EXERCISE AIM:
Go through the listing beneath this task and return every line that carries the string "models".

-- START OF ENTRIES --

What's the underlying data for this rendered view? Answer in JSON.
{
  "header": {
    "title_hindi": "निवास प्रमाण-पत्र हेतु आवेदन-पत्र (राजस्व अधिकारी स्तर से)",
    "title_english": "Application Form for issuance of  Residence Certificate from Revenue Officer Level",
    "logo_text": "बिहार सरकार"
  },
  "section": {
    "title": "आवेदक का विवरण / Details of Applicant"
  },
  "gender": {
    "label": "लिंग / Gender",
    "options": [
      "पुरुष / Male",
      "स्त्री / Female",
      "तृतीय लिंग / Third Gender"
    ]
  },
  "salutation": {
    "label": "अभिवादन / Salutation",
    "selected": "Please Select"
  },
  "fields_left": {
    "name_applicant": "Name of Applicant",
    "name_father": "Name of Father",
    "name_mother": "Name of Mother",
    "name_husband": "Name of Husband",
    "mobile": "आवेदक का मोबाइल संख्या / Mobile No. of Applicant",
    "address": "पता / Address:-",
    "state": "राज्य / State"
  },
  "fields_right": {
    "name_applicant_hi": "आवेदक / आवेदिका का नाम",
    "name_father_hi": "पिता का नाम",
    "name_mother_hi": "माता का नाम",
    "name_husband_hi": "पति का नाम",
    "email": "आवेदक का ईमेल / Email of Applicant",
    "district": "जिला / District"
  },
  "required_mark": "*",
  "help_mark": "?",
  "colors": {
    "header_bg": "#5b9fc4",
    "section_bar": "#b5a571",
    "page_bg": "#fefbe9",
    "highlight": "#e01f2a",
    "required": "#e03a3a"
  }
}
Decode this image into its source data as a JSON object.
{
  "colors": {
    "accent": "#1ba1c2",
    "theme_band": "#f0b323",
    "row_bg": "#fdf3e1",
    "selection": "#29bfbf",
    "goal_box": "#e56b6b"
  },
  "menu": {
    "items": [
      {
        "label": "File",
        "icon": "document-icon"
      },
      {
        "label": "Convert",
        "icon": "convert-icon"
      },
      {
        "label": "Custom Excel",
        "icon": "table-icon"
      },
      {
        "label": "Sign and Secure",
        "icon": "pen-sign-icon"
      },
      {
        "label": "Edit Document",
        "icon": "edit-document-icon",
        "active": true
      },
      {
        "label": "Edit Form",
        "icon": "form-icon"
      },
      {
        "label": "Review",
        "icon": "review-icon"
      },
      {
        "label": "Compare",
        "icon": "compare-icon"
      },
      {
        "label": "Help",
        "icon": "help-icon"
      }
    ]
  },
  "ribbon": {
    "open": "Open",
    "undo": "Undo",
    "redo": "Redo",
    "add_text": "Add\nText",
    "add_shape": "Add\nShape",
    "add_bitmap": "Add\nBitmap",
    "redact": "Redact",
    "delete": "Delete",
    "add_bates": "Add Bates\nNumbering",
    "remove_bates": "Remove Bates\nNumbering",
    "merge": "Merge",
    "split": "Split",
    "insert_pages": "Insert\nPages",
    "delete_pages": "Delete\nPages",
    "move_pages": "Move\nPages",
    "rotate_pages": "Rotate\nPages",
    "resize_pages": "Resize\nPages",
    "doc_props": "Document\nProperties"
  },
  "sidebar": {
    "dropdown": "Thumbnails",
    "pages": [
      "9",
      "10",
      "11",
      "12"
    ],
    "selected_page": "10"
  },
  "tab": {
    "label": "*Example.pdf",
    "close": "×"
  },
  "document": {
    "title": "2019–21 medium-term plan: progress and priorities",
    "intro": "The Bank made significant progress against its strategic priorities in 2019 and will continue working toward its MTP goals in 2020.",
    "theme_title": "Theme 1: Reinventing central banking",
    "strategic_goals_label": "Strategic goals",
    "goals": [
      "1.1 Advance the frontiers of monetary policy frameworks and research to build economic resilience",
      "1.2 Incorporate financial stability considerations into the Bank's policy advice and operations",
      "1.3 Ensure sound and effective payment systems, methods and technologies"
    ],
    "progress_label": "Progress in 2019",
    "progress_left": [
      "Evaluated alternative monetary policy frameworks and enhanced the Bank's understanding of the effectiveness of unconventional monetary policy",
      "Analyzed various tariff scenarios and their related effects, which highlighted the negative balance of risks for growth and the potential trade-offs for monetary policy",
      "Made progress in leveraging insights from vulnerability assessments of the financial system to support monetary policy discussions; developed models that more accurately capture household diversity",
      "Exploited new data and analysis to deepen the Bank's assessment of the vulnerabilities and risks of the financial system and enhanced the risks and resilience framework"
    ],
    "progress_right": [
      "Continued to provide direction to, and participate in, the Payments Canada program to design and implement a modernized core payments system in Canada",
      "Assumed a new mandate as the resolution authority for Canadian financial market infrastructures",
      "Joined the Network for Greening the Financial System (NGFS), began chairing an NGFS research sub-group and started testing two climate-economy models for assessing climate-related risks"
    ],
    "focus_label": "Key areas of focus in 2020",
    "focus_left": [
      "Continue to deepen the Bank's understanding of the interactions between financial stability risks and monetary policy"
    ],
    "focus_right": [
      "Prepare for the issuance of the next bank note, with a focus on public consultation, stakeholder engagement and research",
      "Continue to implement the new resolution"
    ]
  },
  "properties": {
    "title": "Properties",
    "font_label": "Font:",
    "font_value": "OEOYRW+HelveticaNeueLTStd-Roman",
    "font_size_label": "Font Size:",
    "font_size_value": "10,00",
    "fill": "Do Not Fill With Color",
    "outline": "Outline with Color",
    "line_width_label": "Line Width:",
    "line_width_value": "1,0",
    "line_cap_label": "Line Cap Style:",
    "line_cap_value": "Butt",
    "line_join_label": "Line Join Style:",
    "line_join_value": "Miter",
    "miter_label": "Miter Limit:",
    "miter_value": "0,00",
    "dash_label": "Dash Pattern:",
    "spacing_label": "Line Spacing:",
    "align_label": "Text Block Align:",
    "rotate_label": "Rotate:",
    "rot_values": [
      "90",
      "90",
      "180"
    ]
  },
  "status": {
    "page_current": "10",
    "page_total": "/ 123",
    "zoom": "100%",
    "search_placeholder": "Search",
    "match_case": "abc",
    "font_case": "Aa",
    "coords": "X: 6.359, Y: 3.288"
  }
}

-- END OF ENTRIES --

RESPONSE BELOW:
      "Made progress in leveraging insights from vulnerability assessments of the financial system to support monetary policy discussions; developed models that more accurately capture household diversity",
      "Joined the Network for Greening the Financial System (NGFS), began chairing an NGFS research sub-group and started testing two climate-economy models for assessing climate-related risks"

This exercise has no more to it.